> _DÉTAILS DE L'EXERCICE_: Recopiez fidèlement le passage de l'extrait proposé ci-dessous sur les musiciens de l'Opéra, depuis « Et c’est peut-être » jusqu'à « l’effet pour l’effet. » inclus.

> _EXTRAIT PROPOSÉ_:
# # # # #
Il ne s’agit pas d’amoindrir les grands mérites de nos autres formations qui surfent également parfois sur les sommets, mais les musiciens de l’Opéra restent les plus égaux, les plus constants, ceux qui ne dérogent quasiment jamais, y compris maintenant pour les spectacles de ballet quand ils les assurent, ce qui ne fut pas toujours le cas.
Et c’est peut-être dans un programme aussi purement musical que l’on apprécie le mieux leurs qualités individuelles et collectives, déjà plus qu’évidentes dans une partition comme celle du Siddharta de Mantovani, mais sollicitées ici plus en douceur, dans une tout autre palette de nuances et de couleurs. On sent en outre que l’entente est bonne avec Philippe Jordan, chef lui aussi d’une sincérité et l’on voudrait dire d’une simplicité absolues dont rien, ni dans ses choix d’interprétation ni dans sa gestique, ne cherche l’effet pour l’effet.
Sa gestique, justement, est d’une efficacité qui impressionne et aussi d’une élégance vraiment rare chez les chefs actuels. Rien de trop, mais une manière de bouger les bras et le corps d’une façon toujours esthétique, sans doute héritée de sa mère ballerine. On ne peut éviter d’y songer en voyant ses amples mouvements de bras, ses souples flexions de jambes, dans une sobriété qui ne laisse aucune place au cinéma cher à tant de ses collègues.
# # # # #
> _LIGNES FOURNIES_:
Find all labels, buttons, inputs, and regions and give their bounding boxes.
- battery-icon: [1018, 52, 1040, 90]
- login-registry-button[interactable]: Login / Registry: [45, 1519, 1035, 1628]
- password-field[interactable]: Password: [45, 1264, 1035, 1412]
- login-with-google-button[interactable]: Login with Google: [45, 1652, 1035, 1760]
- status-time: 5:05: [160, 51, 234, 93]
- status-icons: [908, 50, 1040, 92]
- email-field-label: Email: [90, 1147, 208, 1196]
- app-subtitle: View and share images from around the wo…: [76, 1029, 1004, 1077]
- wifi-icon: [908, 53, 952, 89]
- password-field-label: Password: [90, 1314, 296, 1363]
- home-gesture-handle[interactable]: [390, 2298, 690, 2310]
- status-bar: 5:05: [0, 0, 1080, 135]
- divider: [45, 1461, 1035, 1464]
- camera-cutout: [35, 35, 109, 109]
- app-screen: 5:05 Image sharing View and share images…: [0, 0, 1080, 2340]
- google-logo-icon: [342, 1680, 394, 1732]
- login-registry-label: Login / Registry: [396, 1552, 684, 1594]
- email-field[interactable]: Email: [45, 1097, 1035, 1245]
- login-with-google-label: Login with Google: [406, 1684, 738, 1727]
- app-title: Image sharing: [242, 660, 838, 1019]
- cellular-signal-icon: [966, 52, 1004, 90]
# # # # #
> _TÂCHE ACCOMPLIE_:
Et c’est peut-être dans un programme aussi purement musical que l’on apprécie le mieux leurs qualités individuelles et collectives, déjà plus qu’évidentes dans une partition comme celle du Siddharta de Mantovani, mais sollicitées ici plus en douceur, dans une tout autre palette de nuances et de couleurs. On sent en outre que l’entente est bonne avec Philippe Jordan, chef lui aussi d’une sincérité et l’on voudrait dire d’une simplicité absolues dont rien, ni dans ses choix d’interprétation ni dans sa gestique, ne cherche l’effet pour l’effet.